WRITTEN PROBLEM:
Output every line below exactly.

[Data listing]
————————

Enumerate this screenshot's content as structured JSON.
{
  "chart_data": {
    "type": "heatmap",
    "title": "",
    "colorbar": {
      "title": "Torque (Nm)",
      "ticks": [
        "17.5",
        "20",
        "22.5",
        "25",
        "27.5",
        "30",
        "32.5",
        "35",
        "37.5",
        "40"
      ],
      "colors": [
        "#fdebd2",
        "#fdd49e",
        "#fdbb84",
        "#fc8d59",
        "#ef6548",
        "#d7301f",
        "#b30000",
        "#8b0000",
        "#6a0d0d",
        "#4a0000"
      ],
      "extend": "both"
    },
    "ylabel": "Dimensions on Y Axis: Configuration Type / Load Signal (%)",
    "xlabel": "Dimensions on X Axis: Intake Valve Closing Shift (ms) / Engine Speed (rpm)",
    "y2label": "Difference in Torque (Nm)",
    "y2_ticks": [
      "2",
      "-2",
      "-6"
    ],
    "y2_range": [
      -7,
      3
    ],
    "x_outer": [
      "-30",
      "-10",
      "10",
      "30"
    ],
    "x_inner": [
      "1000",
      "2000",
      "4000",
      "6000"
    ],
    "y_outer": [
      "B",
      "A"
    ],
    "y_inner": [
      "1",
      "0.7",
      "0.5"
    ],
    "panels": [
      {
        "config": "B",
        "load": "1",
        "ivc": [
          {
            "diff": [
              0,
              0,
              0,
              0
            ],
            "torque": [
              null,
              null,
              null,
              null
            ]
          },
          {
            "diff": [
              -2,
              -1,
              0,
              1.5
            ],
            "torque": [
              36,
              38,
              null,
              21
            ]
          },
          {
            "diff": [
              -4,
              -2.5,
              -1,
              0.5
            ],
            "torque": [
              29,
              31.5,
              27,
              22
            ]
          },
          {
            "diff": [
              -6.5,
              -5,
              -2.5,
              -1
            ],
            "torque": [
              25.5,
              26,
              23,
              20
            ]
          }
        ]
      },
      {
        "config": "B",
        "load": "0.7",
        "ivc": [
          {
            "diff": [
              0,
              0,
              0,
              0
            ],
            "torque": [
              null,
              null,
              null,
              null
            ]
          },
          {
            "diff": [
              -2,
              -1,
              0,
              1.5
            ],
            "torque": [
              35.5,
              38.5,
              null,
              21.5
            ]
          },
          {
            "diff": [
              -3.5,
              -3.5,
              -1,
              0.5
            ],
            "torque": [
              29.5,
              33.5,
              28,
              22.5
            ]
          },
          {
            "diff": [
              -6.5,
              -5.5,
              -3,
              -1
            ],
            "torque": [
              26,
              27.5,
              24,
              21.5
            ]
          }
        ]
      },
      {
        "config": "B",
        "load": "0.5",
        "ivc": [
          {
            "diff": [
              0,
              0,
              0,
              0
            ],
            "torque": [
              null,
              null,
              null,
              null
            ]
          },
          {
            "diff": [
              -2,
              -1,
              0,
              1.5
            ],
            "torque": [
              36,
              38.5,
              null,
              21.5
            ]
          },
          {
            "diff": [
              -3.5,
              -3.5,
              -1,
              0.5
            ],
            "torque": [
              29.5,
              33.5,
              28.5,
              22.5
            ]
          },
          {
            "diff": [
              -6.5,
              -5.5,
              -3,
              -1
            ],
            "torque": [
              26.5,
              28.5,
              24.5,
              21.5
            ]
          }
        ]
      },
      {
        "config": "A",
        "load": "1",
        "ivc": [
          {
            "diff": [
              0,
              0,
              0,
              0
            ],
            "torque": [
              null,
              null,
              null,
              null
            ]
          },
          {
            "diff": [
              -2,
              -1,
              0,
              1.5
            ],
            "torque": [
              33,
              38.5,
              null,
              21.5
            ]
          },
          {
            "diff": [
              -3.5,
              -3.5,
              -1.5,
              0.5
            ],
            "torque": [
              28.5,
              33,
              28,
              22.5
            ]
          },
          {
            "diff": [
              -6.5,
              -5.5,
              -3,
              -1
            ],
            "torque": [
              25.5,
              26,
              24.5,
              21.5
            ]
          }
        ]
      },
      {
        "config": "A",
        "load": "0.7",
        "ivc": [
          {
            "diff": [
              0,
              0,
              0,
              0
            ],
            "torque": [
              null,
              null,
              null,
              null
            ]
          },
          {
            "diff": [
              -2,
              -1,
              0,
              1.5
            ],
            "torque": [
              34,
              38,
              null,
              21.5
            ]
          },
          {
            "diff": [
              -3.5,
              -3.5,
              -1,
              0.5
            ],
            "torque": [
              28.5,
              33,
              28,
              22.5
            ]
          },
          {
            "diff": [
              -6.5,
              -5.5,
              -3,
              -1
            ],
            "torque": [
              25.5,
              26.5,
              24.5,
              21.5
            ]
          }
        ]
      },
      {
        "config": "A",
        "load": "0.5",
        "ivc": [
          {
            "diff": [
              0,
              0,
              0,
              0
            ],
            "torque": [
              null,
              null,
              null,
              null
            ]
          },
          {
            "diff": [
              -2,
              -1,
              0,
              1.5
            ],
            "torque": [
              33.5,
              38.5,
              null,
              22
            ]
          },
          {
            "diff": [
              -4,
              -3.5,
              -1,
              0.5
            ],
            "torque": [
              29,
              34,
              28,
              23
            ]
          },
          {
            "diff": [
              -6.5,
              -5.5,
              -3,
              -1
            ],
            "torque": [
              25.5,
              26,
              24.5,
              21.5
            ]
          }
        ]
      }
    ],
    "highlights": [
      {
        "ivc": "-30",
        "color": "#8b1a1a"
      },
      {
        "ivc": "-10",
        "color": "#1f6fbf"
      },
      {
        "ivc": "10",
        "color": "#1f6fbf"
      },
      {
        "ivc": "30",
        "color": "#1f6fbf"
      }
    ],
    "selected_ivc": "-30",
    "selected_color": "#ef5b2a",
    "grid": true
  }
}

————————

PROBLEM SOLUTION:
Enumerate this screenshot's content as structured JSON.
{
  "chart_data": {
    "type": "heatmap",
    "title": "",
    "colorbar": {
      "title": "Torque (Nm)",
      "ticks": [
        "17.5",
        "20",
        "22.5",
        "25",
        "27.5",
        "30",
        "32.5",
        "35",
        "37.5",
        "40"
      ],
      "colors": [
        "#fdebd2",
        "#fdd49e",
        "#fdbb84",
        "#fc8d59",
        "#ef6548",
        "#d7301f",
        "#b30000",
        "#8b0000",
        "#6a0d0d",
        "#4a0000"
      ],
      "extend": "both"
    },
    "ylabel": "Dimensions on Y Axis: Configuration Type / Load Signal (%)",
    "xlabel": "Dimensions on X Axis: Intake Valve Closing Shift (ms) / Engine Speed (rpm)",
    "y2label": "Difference in Torque (Nm)",
    "y2_ticks": [
      "2",
      "-2",
      "-6"
    ],
    "y2_range": [
      -7,
      3
    ],
    "x_outer": [
      "-30",
      "-10",
      "10",
      "30"
    ],
    "x_inner": [
      "1000",
      "2000",
      "4000",
      "6000"
    ],
    "y_outer": [
      "B",
      "A"
    ],
    "y_inner": [
      "1",
      "0.7",
      "0.5"
    ],
    "panels": [
      {
        "config": "B",
        "load": "1",
        "ivc": [
          {
            "diff": [
              0,
              0,
              0,
              0
            ],
            "torque": [
              null,
              null,
              null,
              null
            ]
          },
          {
            "diff": [
              -2,
              -1,
              0,
              1.5
            ],
            "torque": [
              36,
              38,
              null,
              21
            ]
          },
          {
            "diff": [
              -4,
              -2.5,
              -1,
              0.5
            ],
            "torque": [
              29,
              31.5,
              27,
              22
            ]
          },
          {
            "diff": [
              -6.5,
              -5,
              -2.5,
              -1
            ],
            "torque": [
              25.5,
              26,
              23,
              20
            ]
          }
        ]
      },
      {
        "config": "B",
        "load": "0.7",
        "ivc": [
          {
            "diff": [
              0,
              0,
              0,
              0
            ],
            "torque": [
              null,
              null,
              null,
              null
            ]
          },
          {
            "diff": [
              -2,
              -1,
              0,
              1.5
            ],
            "torque": [
              35.5,
              38.5,
              null,
              21.5
            ]
          },
          {
            "diff": [
              -3.5,
              -3.5,
              -1,
              0.5
            ],
            "torque": [
              29.5,
              33.5,
              28,
              22.5
            ]
          },
          {
            "diff": [
              -6.5,
              -5.5,
              -3,
              -1
            ],
            "torque": [
              26,
              27.5,
              24,
              21.5
            ]
          }
        ]
      },
      {
        "config": "B",
        "load": "0.5",
        "ivc": [
          {
            "diff": [
              0,
              0,
              0,
              0
            ],
            "torque": [
              null,
              null,
              null,
              null
            ]
          },
          {
            "diff": [
              -2,
              -1,
              0,
              1.5
            ],
            "torque": [
              36,
              38.5,
              null,
              21.5
            ]
          },
          {
            "diff": [
              -3.5,
              -3.5,
              -1,
              0.5
            ],
            "torque": [
              29.5,
              33.5,
              28.5,
              22.5
            ]
          },
          {
            "diff": [
              -6.5,
              -5.5,
              -3,
              -1
            ],
            "torque": [
              26.5,
              28.5,
              24.5,
              21.5
            ]
          }
        ]
      },
      {
        "config": "A",
        "load": "1",
        "ivc": [
          {
            "diff": [
              0,
              0,
              0,
              0
            ],
            "torque": [
              null,
              null,
              null,
              null
            ]
          },
          {
            "diff": [
              -2,
              -1,
              0,
              1.5
            ],
            "torque": [
              33,
              38.5,
              null,
              21.5
            ]
          },
          {
            "diff": [
              -3.5,
              -3.5,
              -1.5,
              0.5
            ],
            "torque": [
              28.5,
              33,
              28,
              22.5
            ]
          },
          {
            "diff": [
              -6.5,
              -5.5,
              -3,
              -1
            ],
            "torque": [
              25.5,
              26,
              24.5,
              21.5
            ]
          }
        ]
      },
      {
        "config": "A",
        "load": "0.7",
        "ivc": [
          {
            "diff": [
              0,
              0,
              0,
              0
            ],
            "torque": [
              null,
              null,
              null,
              null
            ]
          },
          {
            "diff": [
              -2,
              -1,
              0,
              1.5
            ],
            "torque": [
              34,
              38,
              null,
              21.5
            ]
          },
          {
            "diff": [
              -3.5,
              -3.5,
              -1,
              0.5
            ],
            "torque": [
              28.5,
              33,
              28,
              22.5
            ]
          },
          {
            "diff": [
              -6.5,
              -5.5,
              -3,
              -1
            ],
            "torque": [
              25.5,
              26.5,
              24.5,
              21.5
            ]
          }
        ]
      },
      {
        "config": "A",
        "load": "0.5",
        "ivc": [
          {
            "diff": [
              0,
              0,
              0,
              0
            ],
            "torque": [
              null,
              null,
              null,
              null
            ]
          },
          {
            "diff": [
              -2,
              -1,
              0,
              1.5
            ],
            "torque": [
              33.5,
              38.5,
              null,
              22
            ]
          },
          {
            "diff": [
              -4,
              -3.5,
              -1,
              0.5
            ],
            "torque": [
              29,
              34,
              28,
              23
            ]
          },
          {
            "diff": [
              -6.5,
              -5.5,
              -3,
              -1
            ],
            "torque": [
              25.5,
              26,
              24.5,
              21.5
            ]
          }
        ]
      }
    ],
    "highlights": [
      {
        "ivc": "-30",
        "color": "#8b1a1a"
      },
      {
        "ivc": "-10",
        "color": "#1f6fbf"
      },
      {
        "ivc": "10",
        "color": "#1f6fbf"
      },
      {
        "ivc": "30",
        "color": "#1f6fbf"
      }
    ],
    "selected_ivc": "-30",
    "selected_color": "#ef5b2a",
    "grid": true
  }
}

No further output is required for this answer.